— start PROVIDED DATA —
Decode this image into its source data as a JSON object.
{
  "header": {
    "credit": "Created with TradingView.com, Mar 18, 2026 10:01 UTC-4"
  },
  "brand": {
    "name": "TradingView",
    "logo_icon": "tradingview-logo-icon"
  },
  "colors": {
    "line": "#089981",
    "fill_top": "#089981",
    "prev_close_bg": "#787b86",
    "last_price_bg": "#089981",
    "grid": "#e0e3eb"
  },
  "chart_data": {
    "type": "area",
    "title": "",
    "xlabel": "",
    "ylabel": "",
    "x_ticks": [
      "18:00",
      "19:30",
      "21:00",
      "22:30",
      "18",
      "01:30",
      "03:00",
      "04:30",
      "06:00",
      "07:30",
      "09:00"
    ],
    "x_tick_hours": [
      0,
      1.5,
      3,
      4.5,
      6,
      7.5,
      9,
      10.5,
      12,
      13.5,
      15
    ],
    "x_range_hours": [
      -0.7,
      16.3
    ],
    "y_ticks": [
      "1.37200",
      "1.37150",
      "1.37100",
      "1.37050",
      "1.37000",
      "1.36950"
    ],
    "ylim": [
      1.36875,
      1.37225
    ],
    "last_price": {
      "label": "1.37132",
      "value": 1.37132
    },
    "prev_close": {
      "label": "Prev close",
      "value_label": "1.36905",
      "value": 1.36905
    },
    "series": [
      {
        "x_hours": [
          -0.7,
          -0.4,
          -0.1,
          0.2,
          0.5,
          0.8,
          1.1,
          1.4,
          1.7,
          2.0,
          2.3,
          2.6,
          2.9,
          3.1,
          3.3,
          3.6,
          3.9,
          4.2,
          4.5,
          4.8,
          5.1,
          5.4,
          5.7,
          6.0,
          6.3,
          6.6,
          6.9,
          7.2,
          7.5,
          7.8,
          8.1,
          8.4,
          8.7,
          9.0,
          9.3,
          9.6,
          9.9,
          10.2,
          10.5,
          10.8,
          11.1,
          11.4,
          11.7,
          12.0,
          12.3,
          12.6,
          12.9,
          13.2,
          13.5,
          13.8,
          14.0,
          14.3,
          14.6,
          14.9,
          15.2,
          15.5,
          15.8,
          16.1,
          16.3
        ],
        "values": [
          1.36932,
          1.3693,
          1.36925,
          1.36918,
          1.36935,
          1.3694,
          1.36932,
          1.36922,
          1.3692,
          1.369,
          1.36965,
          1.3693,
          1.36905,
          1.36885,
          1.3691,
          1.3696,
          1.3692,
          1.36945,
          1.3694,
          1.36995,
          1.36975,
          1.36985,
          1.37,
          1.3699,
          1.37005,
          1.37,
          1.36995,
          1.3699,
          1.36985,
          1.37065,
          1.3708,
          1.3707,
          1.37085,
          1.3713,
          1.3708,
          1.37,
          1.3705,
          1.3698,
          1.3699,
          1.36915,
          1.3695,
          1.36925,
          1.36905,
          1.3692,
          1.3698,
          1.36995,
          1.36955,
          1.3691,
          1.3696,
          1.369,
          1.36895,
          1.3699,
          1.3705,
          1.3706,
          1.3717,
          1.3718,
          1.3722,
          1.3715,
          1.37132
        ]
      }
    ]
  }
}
— end PROVIDED DATA —
TASK. Reproduce the listing in full. Keep it exactly as written.

PROBLEM SOLUTION.
Decode this image into its source data as a JSON object.
{
  "header": {
    "credit": "Created with TradingView.com, Mar 18, 2026 10:01 UTC-4"
  },
  "brand": {
    "name": "TradingView",
    "logo_icon": "tradingview-logo-icon"
  },
  "colors": {
    "line": "#089981",
    "fill_top": "#089981",
    "prev_close_bg": "#787b86",
    "last_price_bg": "#089981",
    "grid": "#e0e3eb"
  },
  "chart_data": {
    "type": "area",
    "title": "",
    "xlabel": "",
    "ylabel": "",
    "x_ticks": [
      "18:00",
      "19:30",
      "21:00",
      "22:30",
      "18",
      "01:30",
      "03:00",
      "04:30",
      "06:00",
      "07:30",
      "09:00"
    ],
    "x_tick_hours": [
      0,
      1.5,
      3,
      4.5,
      6,
      7.5,
      9,
      10.5,
      12,
      13.5,
      15
    ],
    "x_range_hours": [
      -0.7,
      16.3
    ],
    "y_ticks": [
      "1.37200",
      "1.37150",
      "1.37100",
      "1.37050",
      "1.37000",
      "1.36950"
    ],
    "ylim": [
      1.36875,
      1.37225
    ],
    "last_price": {
      "label": "1.37132",
      "value": 1.37132
    },
    "prev_close": {
      "label": "Prev close",
      "value_label": "1.36905",
      "value": 1.36905
    },
    "series": [
      {
        "x_hours": [
          -0.7,
          -0.4,
          -0.1,
          0.2,
          0.5,
          0.8,
          1.1,
          1.4,
          1.7,
          2.0,
          2.3,
          2.6,
          2.9,
          3.1,
          3.3,
          3.6,
          3.9,
          4.2,
          4.5,
          4.8,
          5.1,
          5.4,
          5.7,
          6.0,
          6.3,
          6.6,
          6.9,
          7.2,
          7.5,
          7.8,
          8.1,
          8.4,
          8.7,
          9.0,
          9.3,
          9.6,
          9.9,
          10.2,
          10.5,
          10.8,
          11.1,
          11.4,
          11.7,
          12.0,
          12.3,
          12.6,
          12.9,
          13.2,
          13.5,
          13.8,
          14.0,
          14.3,
          14.6,
          14.9,
          15.2,
          15.5,
          15.8,
          16.1,
          16.3
        ],
        "values": [
          1.36932,
          1.3693,
          1.36925,
          1.36918,
          1.36935,
          1.3694,
          1.36932,
          1.36922,
          1.3692,
          1.369,
          1.36965,
          1.3693,
          1.36905,
          1.36885,
          1.3691,
          1.3696,
          1.3692,
          1.36945,
          1.3694,
          1.36995,
          1.36975,
          1.36985,
          1.37,
          1.3699,
          1.37005,
          1.37,
          1.36995,
          1.3699,
          1.36985,
          1.37065,
          1.3708,
          1.3707,
          1.37085,
          1.3713,
          1.3708,
          1.37,
          1.3705,
          1.3698,
          1.3699,
          1.36915,
          1.3695,
          1.36925,
          1.36905,
          1.3692,
          1.3698,
          1.36995,
          1.36955,
          1.3691,
          1.3696,
          1.369,
          1.36895,
          1.3699,
          1.3705,
          1.3706,
          1.3717,
          1.3718,
          1.3722,
          1.3715,
          1.37132
        ]
      }
    ]
  }
}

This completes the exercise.